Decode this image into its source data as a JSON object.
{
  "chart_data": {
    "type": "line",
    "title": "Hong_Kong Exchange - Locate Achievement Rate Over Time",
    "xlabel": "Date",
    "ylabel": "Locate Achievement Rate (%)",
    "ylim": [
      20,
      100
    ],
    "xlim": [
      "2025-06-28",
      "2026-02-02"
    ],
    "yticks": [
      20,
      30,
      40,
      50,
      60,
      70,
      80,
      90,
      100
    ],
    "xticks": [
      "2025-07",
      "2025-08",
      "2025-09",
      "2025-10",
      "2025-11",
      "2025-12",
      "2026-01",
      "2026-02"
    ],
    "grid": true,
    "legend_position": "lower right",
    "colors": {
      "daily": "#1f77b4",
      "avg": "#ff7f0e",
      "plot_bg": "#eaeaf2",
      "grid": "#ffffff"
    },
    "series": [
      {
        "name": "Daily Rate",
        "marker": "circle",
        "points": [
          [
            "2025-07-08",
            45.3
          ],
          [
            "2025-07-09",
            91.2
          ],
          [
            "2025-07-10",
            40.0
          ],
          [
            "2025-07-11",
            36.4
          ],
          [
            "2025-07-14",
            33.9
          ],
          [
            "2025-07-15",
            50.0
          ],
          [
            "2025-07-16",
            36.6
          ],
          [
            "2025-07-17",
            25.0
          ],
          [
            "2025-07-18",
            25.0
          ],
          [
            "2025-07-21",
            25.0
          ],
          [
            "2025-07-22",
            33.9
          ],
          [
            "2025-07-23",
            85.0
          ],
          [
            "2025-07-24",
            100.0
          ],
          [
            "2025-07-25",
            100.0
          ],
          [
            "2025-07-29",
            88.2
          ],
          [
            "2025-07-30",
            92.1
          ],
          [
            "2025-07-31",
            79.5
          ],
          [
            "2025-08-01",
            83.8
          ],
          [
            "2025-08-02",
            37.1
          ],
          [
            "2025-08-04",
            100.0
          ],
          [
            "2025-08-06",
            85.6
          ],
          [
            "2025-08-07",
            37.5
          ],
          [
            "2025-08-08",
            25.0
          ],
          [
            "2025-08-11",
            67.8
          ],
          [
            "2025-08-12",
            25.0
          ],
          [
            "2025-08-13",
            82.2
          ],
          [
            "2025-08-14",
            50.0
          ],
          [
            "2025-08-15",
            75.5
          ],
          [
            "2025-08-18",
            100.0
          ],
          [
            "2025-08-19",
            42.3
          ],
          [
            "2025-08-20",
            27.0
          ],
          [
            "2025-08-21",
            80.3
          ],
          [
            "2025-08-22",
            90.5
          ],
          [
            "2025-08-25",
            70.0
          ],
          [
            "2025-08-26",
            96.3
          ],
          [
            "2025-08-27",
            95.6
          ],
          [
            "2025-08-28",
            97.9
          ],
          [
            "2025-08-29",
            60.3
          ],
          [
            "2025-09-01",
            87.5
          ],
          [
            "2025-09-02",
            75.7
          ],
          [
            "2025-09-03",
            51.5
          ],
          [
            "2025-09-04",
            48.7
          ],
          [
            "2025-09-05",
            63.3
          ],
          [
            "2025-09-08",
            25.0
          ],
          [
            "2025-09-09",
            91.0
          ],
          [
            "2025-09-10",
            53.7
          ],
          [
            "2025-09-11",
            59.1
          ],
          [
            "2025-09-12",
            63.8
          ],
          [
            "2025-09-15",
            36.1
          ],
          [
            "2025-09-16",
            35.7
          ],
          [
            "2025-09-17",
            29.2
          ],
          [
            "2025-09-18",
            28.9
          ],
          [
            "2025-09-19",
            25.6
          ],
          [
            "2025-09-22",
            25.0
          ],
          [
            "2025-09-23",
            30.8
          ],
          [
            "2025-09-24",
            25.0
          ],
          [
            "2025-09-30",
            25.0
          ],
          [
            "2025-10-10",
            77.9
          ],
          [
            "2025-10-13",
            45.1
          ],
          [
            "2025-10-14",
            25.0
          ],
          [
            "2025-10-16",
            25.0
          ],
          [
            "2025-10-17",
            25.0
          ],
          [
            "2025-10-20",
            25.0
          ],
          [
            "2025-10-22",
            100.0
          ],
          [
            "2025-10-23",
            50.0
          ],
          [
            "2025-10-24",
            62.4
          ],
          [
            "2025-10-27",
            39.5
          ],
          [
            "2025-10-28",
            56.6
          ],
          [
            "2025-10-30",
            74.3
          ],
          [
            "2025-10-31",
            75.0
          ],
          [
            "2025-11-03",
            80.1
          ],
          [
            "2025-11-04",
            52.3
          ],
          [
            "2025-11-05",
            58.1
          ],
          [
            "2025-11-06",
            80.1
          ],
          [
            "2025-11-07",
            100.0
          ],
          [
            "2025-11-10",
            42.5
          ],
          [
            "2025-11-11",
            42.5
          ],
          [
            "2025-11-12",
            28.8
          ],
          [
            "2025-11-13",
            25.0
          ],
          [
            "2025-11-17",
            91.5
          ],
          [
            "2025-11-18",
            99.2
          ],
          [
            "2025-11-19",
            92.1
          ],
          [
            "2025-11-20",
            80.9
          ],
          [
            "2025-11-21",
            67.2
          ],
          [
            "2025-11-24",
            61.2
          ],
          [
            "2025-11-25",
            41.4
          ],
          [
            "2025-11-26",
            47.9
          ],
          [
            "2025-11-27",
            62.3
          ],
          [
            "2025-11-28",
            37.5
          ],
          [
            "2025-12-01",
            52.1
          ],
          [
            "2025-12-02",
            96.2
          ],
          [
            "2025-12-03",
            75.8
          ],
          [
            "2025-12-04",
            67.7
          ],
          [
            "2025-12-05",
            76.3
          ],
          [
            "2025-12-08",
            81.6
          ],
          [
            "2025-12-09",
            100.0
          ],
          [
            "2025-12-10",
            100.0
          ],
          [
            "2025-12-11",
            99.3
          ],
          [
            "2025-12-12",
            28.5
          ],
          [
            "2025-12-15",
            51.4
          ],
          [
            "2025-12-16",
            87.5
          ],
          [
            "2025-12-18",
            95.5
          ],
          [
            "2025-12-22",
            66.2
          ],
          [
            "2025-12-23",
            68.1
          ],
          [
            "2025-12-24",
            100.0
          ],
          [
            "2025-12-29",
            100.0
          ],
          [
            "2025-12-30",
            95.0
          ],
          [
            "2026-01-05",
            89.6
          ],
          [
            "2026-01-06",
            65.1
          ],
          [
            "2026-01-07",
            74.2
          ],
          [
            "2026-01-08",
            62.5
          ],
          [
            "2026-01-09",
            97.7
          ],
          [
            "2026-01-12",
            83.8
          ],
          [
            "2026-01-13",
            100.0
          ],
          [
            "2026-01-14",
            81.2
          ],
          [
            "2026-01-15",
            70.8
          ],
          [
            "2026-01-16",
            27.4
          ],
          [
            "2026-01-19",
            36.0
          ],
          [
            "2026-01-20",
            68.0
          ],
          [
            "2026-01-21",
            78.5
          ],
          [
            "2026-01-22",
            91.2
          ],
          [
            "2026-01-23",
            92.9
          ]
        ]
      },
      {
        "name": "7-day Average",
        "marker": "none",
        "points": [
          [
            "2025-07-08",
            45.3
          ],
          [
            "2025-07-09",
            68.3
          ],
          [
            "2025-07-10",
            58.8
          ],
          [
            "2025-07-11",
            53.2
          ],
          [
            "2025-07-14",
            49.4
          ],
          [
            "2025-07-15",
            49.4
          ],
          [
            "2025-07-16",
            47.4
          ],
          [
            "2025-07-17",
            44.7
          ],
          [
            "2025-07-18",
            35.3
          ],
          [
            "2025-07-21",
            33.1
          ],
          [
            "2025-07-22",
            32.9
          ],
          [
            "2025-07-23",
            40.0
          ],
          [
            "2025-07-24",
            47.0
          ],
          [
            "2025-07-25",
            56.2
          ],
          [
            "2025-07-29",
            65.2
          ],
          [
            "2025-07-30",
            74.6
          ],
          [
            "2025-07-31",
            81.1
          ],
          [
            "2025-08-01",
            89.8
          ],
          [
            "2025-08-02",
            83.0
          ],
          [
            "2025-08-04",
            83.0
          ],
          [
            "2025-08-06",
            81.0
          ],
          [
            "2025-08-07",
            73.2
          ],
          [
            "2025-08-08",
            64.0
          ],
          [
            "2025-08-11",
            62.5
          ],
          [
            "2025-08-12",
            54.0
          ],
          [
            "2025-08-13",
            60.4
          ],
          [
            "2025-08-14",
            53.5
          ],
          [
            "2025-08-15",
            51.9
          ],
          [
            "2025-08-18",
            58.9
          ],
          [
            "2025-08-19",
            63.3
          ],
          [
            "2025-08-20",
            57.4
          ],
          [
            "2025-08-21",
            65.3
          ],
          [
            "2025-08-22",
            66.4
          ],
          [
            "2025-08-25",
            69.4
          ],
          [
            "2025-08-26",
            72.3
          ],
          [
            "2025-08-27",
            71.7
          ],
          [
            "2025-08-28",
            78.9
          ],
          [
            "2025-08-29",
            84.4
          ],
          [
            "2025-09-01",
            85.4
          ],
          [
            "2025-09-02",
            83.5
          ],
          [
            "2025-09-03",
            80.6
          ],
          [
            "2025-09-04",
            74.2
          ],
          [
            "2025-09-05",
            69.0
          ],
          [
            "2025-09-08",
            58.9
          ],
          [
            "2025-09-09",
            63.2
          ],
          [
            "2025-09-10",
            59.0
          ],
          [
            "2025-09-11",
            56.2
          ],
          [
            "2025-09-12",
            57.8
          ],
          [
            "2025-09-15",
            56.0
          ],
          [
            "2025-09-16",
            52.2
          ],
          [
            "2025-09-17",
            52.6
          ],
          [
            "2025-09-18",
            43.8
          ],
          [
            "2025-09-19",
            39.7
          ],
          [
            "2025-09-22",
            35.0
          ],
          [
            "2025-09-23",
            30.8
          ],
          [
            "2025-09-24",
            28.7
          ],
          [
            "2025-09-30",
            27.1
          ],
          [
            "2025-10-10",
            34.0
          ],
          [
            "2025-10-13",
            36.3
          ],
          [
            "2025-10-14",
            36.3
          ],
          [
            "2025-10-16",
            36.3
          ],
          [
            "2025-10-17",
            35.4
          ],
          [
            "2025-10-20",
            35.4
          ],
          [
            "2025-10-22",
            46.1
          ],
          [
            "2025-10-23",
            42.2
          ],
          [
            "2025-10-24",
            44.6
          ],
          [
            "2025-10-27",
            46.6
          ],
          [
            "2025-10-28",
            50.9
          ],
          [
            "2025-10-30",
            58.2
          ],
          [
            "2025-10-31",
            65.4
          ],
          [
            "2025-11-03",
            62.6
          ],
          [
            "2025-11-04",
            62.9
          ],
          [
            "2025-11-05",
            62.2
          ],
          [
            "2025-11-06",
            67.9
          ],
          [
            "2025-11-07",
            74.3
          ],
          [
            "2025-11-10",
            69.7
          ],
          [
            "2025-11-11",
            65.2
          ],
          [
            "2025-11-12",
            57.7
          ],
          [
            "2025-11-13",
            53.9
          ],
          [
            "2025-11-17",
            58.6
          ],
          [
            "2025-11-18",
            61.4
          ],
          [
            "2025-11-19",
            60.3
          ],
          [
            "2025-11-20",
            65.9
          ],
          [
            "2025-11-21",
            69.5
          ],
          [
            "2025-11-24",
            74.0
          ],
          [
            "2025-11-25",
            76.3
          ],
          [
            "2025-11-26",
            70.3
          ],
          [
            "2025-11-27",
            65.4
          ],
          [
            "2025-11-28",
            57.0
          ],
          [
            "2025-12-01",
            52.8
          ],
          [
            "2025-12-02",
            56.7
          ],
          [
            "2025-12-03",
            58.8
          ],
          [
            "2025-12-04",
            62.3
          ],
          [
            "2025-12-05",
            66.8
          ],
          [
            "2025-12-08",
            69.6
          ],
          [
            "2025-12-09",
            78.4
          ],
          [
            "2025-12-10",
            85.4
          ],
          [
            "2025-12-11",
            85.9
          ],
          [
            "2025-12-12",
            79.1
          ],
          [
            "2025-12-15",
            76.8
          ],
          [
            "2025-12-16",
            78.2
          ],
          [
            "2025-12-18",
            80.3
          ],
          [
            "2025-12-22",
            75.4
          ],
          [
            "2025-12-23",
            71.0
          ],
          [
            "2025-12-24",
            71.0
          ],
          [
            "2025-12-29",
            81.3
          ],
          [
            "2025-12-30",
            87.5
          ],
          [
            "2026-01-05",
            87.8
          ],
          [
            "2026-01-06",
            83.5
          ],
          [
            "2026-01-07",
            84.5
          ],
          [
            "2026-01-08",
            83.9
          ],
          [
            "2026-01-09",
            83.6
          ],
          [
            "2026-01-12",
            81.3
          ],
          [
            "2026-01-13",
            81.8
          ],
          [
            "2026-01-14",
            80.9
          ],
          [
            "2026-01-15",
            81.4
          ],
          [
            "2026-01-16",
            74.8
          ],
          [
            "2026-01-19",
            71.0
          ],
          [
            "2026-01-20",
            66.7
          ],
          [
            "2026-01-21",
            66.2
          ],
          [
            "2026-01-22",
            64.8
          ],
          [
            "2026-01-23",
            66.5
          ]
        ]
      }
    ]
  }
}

++++++

§ Required task: For the string "Achievement", count the lines of the entries above that include it; answer with the number only.

§ Completed exercise: 2